--- Data for this exercise ---

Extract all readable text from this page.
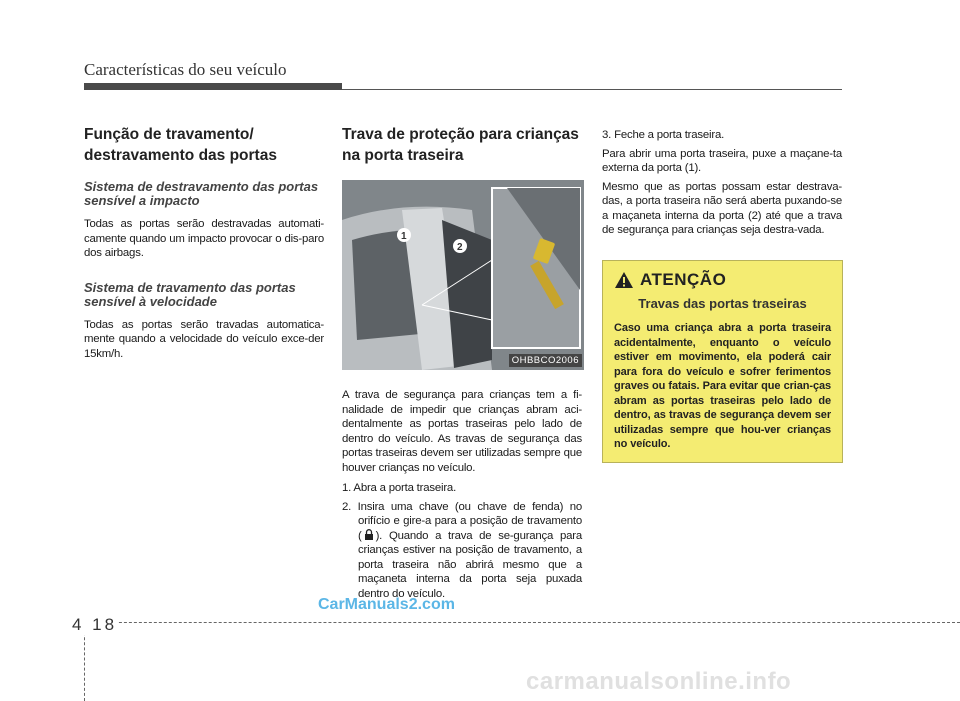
Características do seu veículo
Função de travamento/ destravamento das portas
Sistema de destravamento das portas sensível a impacto

Todas as portas serão destravadas automati-camente quando um impacto provocar o dis-paro dos airbags.

Sistema de travamento das portas sensível à velocidade

Todas as portas serão travadas automatica-mente quando a velocidade do veículo exce-der 15km/h.

Trava de proteção para crianças na porta traseira
1
2
OHBBCO2006

A trava de segurança para crianças tem a fi-nalidade de impedir que crianças abram aci-dentalmente as portas traseiras pelo lado de dentro do veículo. As travas de segurança das portas traseiras devem ser utilizadas sempre que houver crianças no veículo.

1. Abra a porta traseira.
2. Insira uma chave (ou chave de fenda) no orifício e gire-a para a posição de travamento ( ). Quando a trava de se-gurança para crianças estiver na posição de travamento, a porta traseira não abrirá mesmo que a maçaneta interna da porta seja puxada dentro do veículo.

3. Feche a porta traseira.

Para abrir uma porta traseira, puxe a maçane-ta externa da porta (1).

Mesmo que as portas possam estar destrava-das, a porta traseira não será aberta puxando-se a maçaneta interna da porta (2) até que a trava de segurança para crianças seja destra-vada.

ATENÇÃO
Travas das portas traseiras
Caso uma criança abra a porta traseira acidentalmente, enquanto o veículo estiver em movimento, ela poderá cair para fora do veículo e sofrer ferimentos graves ou fatais. Para evitar que crian-ças abram as portas traseiras pelo lado de dentro, as travas de segurança devem ser utilizadas sempre que hou-ver crianças no veículo.
CarManuals2.com
4 18
carmanualsonline.info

---

> _Directions_
Set down all the data again exactly as above, pictures excluded.

> _Answer to this problem_
Extract all readable text from this page.
Características do seu veículo
Função de travamento/ destravamento das portas
Sistema de destravamento das portas sensível a impacto

Todas as portas serão destravadas automati-camente quando um impacto provocar o dis-paro dos airbags.

Sistema de travamento das portas sensível à velocidade

Todas as portas serão travadas automatica-mente quando a velocidade do veículo exce-der 15km/h.

Trava de proteção para crianças na porta traseira
1
2
OHBBCO2006

A trava de segurança para crianças tem a fi-nalidade de impedir que crianças abram aci-dentalmente as portas traseiras pelo lado de dentro do veículo. As travas de segurança das portas traseiras devem ser utilizadas sempre que houver crianças no veículo.

1. Abra a porta traseira.
2. Insira uma chave (ou chave de fenda) no orifício e gire-a para a posição de travamento ( ). Quando a trava de se-gurança para crianças estiver na posição de travamento, a porta traseira não abrirá mesmo que a maçaneta interna da porta seja puxada dentro do veículo.

3. Feche a porta traseira.

Para abrir uma porta traseira, puxe a maçane-ta externa da porta (1).

Mesmo que as portas possam estar destrava-das, a porta traseira não será aberta puxando-se a maçaneta interna da porta (2) até que a trava de segurança para crianças seja destra-vada.

ATENÇÃO
Travas das portas traseiras
Caso uma criança abra a porta traseira acidentalmente, enquanto o veículo estiver em movimento, ela poderá cair para fora do veículo e sofrer ferimentos graves ou fatais. Para evitar que crian-ças abram as portas traseiras pelo lado de dentro, as travas de segurança devem ser utilizadas sempre que hou-ver crianças no veículo.
CarManuals2.com
4 18
carmanualsonline.info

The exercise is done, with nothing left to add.